** Problem to work on **
Give only a count of the lines that include the string "Antatt".

>> BEGIN Material for this exercise

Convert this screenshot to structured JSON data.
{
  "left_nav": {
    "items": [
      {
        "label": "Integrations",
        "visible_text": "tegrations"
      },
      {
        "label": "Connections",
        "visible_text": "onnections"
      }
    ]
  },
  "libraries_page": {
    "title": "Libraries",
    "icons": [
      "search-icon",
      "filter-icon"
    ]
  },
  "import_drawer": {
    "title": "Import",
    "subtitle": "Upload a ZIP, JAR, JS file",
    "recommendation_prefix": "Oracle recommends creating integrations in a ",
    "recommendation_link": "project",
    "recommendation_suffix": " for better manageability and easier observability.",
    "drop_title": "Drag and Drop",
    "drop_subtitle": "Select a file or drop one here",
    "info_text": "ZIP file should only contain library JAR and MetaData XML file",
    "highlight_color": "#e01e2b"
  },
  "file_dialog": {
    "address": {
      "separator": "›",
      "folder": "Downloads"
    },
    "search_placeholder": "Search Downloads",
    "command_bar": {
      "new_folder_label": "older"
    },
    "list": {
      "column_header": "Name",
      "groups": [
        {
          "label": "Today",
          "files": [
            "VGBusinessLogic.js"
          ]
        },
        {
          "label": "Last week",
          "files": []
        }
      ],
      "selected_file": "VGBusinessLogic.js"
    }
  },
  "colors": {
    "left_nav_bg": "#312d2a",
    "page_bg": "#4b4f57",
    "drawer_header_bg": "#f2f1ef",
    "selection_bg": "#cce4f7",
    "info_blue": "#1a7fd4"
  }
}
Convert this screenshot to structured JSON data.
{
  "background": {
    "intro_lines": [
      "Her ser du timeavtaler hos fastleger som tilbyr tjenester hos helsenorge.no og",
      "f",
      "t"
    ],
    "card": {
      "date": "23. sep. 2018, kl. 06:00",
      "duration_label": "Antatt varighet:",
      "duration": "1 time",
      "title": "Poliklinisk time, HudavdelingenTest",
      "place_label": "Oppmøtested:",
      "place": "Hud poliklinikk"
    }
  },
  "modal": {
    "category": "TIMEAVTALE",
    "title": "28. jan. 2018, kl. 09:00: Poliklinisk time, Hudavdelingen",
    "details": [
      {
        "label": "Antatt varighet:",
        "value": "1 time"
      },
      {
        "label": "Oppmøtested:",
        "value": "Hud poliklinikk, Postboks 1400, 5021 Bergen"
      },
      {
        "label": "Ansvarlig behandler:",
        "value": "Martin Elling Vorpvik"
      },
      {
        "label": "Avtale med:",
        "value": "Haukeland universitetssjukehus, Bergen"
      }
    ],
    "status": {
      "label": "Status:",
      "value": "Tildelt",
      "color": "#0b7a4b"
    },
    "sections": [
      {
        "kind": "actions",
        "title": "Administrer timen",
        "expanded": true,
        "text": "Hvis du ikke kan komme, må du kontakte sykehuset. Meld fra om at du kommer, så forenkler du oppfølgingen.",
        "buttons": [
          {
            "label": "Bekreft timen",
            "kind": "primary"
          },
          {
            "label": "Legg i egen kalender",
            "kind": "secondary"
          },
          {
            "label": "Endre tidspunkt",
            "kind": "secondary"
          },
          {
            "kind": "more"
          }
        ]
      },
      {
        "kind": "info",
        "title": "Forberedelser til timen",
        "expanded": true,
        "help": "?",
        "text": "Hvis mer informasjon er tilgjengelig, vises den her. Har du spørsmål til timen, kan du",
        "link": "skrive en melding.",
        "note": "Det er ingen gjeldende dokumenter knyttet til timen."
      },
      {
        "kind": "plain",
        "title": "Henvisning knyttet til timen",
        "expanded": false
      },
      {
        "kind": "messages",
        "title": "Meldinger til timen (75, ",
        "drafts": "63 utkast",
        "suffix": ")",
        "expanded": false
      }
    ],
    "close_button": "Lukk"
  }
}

>> END Material for this exercise

** Exercise output **
2